>>>>

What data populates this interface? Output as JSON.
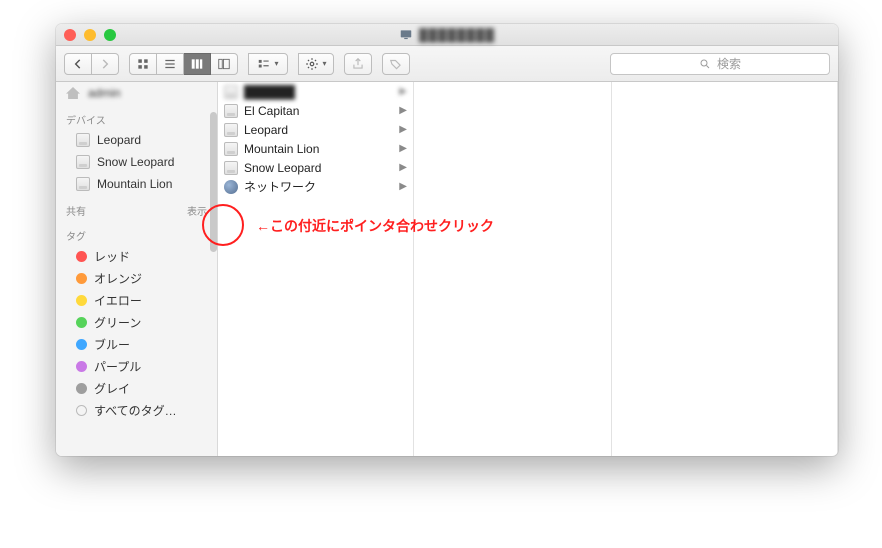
{
  "window": {
    "title_blurred": "████████"
  },
  "search": {
    "placeholder": "検索"
  },
  "sidebar": {
    "top_item_blurred": "admin",
    "devices_header": "デバイス",
    "devices": [
      {
        "label": "Leopard"
      },
      {
        "label": "Snow Leopard"
      },
      {
        "label": "Mountain Lion"
      }
    ],
    "shared_header": "共有",
    "shared_show_label": "表示",
    "tags_header": "タグ",
    "tags": [
      {
        "label": "レッド",
        "color": "#ff5452"
      },
      {
        "label": "オレンジ",
        "color": "#ff9a3a"
      },
      {
        "label": "イエロー",
        "color": "#ffd93b"
      },
      {
        "label": "グリーン",
        "color": "#56d35a"
      },
      {
        "label": "ブルー",
        "color": "#3fa7ff"
      },
      {
        "label": "パープル",
        "color": "#c979e6"
      },
      {
        "label": "グレイ",
        "color": "#9e9e9e"
      }
    ],
    "all_tags_label": "すべてのタグ…"
  },
  "column1": {
    "items": [
      {
        "label": "██████",
        "blurred": true,
        "icon": "disk",
        "arrow": true
      },
      {
        "label": "El Capitan",
        "icon": "disk",
        "arrow": true
      },
      {
        "label": "Leopard",
        "icon": "disk",
        "arrow": true
      },
      {
        "label": "Mountain Lion",
        "icon": "disk",
        "arrow": true
      },
      {
        "label": "Snow Leopard",
        "icon": "disk",
        "arrow": true
      },
      {
        "label": "ネットワーク",
        "icon": "network",
        "arrow": true
      }
    ]
  },
  "annotation": {
    "text": "←この付近にポインタ合わせクリック"
  },
  "icons": {
    "monitor": "monitor-icon",
    "search": "search-icon"
  }
}
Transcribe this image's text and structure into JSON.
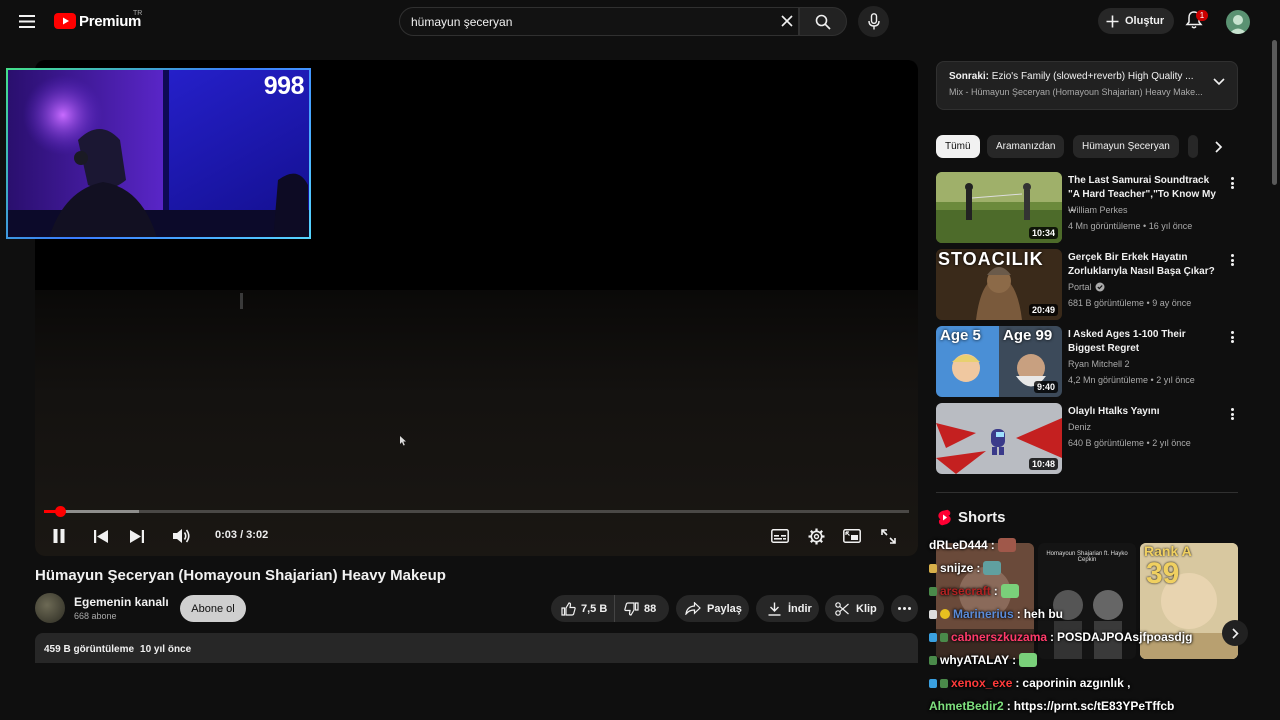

<<<<

- **Exercise task**:
The records above must be transcribed exactly. Pictures are left out of the copy.

- **Solved exercise**:
What data populates this interface? Output as JSON.
{
  "window": {
    "title_blurred": "████████"
  },
  "search": {
    "placeholder": "検索"
  },
  "sidebar": {
    "top_item_blurred": "admin",
    "devices_header": "デバイス",
    "devices": [
      {
        "label": "Leopard"
      },
      {
        "label": "Snow Leopard"
      },
      {
        "label": "Mountain Lion"
      }
    ],
    "shared_header": "共有",
    "shared_show_label": "表示",
    "tags_header": "タグ",
    "tags": [
      {
        "label": "レッド",
        "color": "#ff5452"
      },
      {
        "label": "オレンジ",
        "color": "#ff9a3a"
      },
      {
        "label": "イエロー",
        "color": "#ffd93b"
      },
      {
        "label": "グリーン",
        "color": "#56d35a"
      },
      {
        "label": "ブルー",
        "color": "#3fa7ff"
      },
      {
        "label": "パープル",
        "color": "#c979e6"
      },
      {
        "label": "グレイ",
        "color": "#9e9e9e"
      }
    ],
    "all_tags_label": "すべてのタグ…"
  },
  "column1": {
    "items": [
      {
        "label": "██████",
        "blurred": true,
        "icon": "disk",
        "arrow": true
      },
      {
        "label": "El Capitan",
        "icon": "disk",
        "arrow": true
      },
      {
        "label": "Leopard",
        "icon": "disk",
        "arrow": true
      },
      {
        "label": "Mountain Lion",
        "icon": "disk",
        "arrow": true
      },
      {
        "label": "Snow Leopard",
        "icon": "disk",
        "arrow": true
      },
      {
        "label": "ネットワーク",
        "icon": "network",
        "arrow": true
      }
    ]
  },
  "annotation": {
    "text": "←この付近にポインタ合わせクリック"
  },
  "icons": {
    "monitor": "monitor-icon",
    "search": "search-icon"
  }
}
Transcribe this image's text and structure into JSON.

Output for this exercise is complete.